-- begin Data rows --
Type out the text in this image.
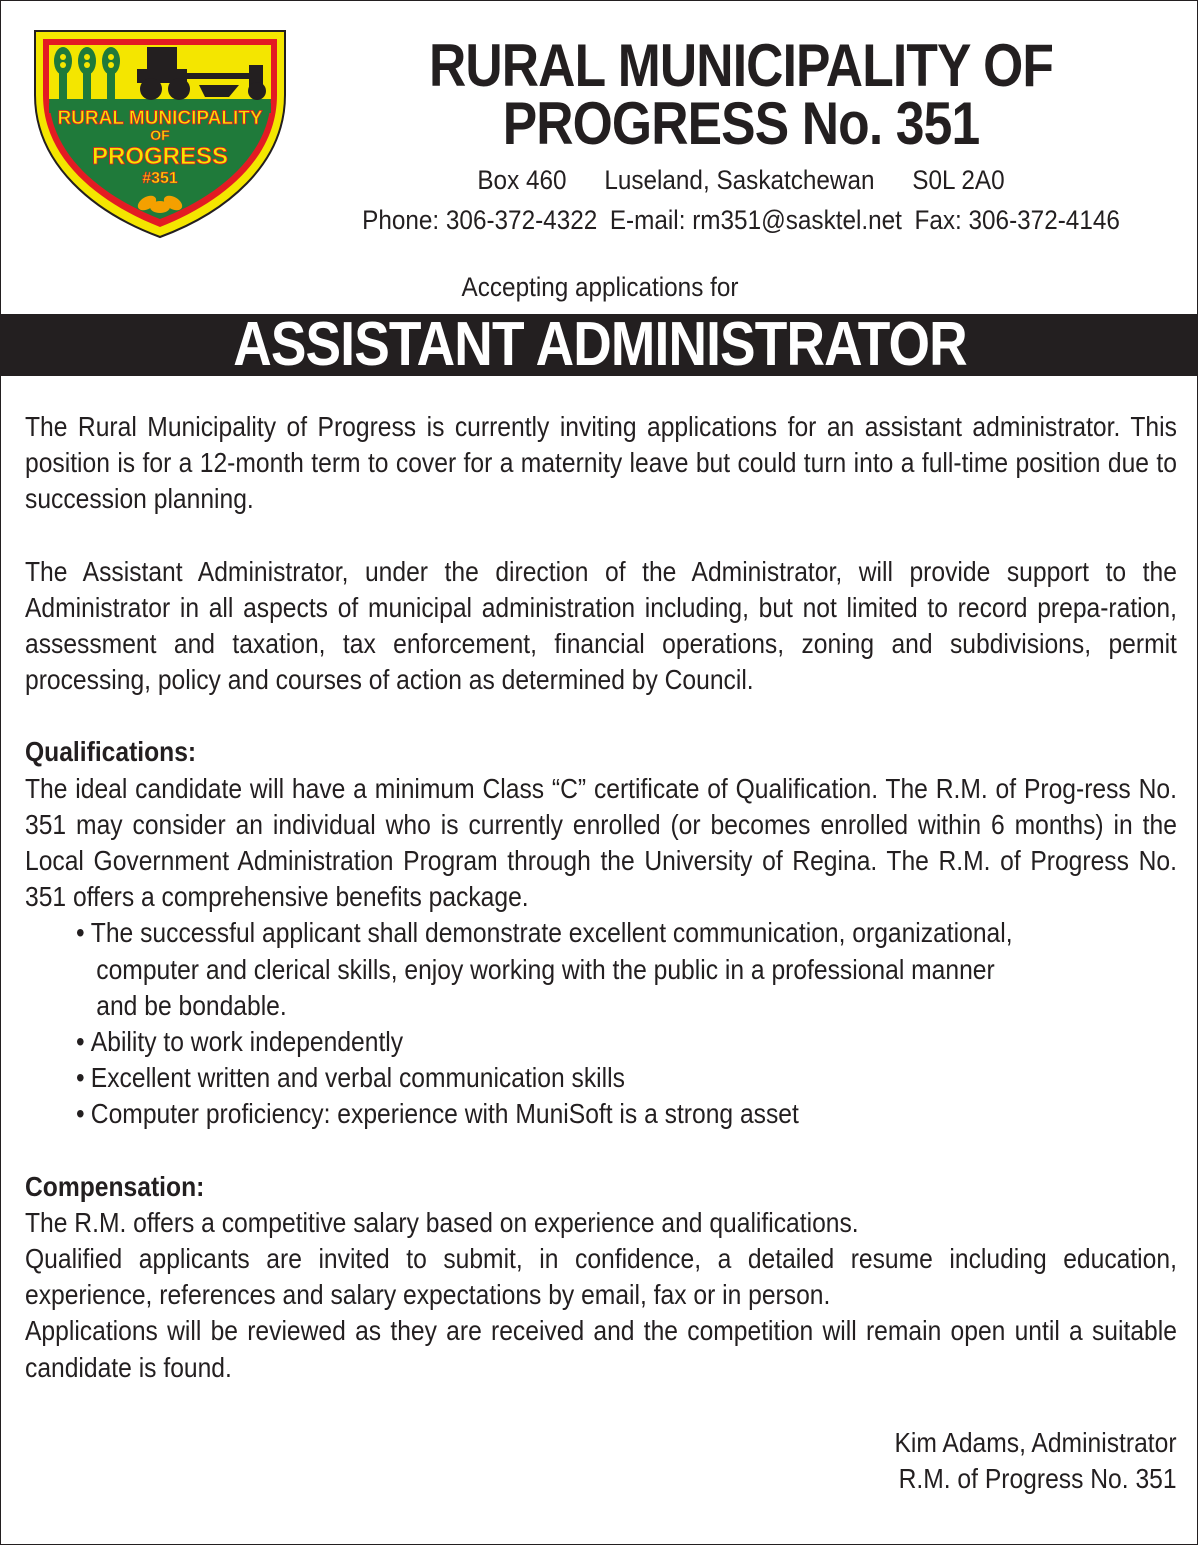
RURAL MUNICIPALITY
OF
PROGRESS
#351
RURAL MUNICIPALITY OF
PROGRESS No. 351
Box 460 Luseland, Saskatchewan S0L 2A0
Phone: 306-372-4322 E-mail: rm351@sasktel.net Fax: 306-372-4146
Accepting applications for
ASSISTANT ADMINISTRATOR

The Rural Municipality of Progress is currently inviting applications for an assistant administrator. This position is for a 12-month term to cover for a maternity leave but could turn into a full-time position due to succession planning.

The Assistant Administrator, under the direction of the Administrator, will provide support to the Administrator in all aspects of municipal administration including, but not limited to record prepa-ration, assessment and taxation, tax enforcement, financial operations, zoning and subdivisions, permit processing, policy and courses of action as determined by Council.

Qualifications:

The ideal candidate will have a minimum Class “C” certificate of Qualification. The R.M. of Prog-ress No. 351 may consider an individual who is currently enrolled (or becomes enrolled within 6 months) in the Local Government Administration Program through the University of Regina. The R.M. of Progress No. 351 offers a comprehensive benefits package.

• The successful applicant shall demonstrate excellent communication, organizational,
computer and clerical skills, enjoy working with the public in a professional manner
and be bondable.
• Ability to work independently
• Excellent written and verbal communication skills
• Computer proficiency: experience with MuniSoft is a strong asset
Compensation:

The R.M. offers a competitive salary based on experience and qualifications.

Qualified applicants are invited to submit, in confidence, a detailed resume including education, experience, references and salary expectations by email, fax or in person.

Applications will be reviewed as they are received and the competition will remain open until a suitable candidate is found.

Kim Adams, Administrator
R.M. of Progress No. 351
-- end Data rows --
■ **Aim**
Reproduce all the entries that precede this task, word for word, minus any pictures.

■ **Expected answer**
Type out the text in this image.
RURAL MUNICIPALITY
OF
PROGRESS
#351
RURAL MUNICIPALITY OF
PROGRESS No. 351
Box 460 Luseland, Saskatchewan S0L 2A0
Phone: 306-372-4322 E-mail: rm351@sasktel.net Fax: 306-372-4146
Accepting applications for
ASSISTANT ADMINISTRATOR

The Rural Municipality of Progress is currently inviting applications for an assistant administrator. This position is for a 12-month term to cover for a maternity leave but could turn into a full-time position due to succession planning.

The Assistant Administrator, under the direction of the Administrator, will provide support to the Administrator in all aspects of municipal administration including, but not limited to record prepa-ration, assessment and taxation, tax enforcement, financial operations, zoning and subdivisions, permit processing, policy and courses of action as determined by Council.

Qualifications:

The ideal candidate will have a minimum Class “C” certificate of Qualification. The R.M. of Prog-ress No. 351 may consider an individual who is currently enrolled (or becomes enrolled within 6 months) in the Local Government Administration Program through the University of Regina. The R.M. of Progress No. 351 offers a comprehensive benefits package.

• The successful applicant shall demonstrate excellent communication, organizational,
computer and clerical skills, enjoy working with the public in a professional manner
and be bondable.
• Ability to work independently
• Excellent written and verbal communication skills
• Computer proficiency: experience with MuniSoft is a strong asset
Compensation:

The R.M. offers a competitive salary based on experience and qualifications.

Qualified applicants are invited to submit, in confidence, a detailed resume including education, experience, references and salary expectations by email, fax or in person.

Applications will be reviewed as they are received and the competition will remain open until a suitable candidate is found.

Kim Adams, Administrator
R.M. of Progress No. 351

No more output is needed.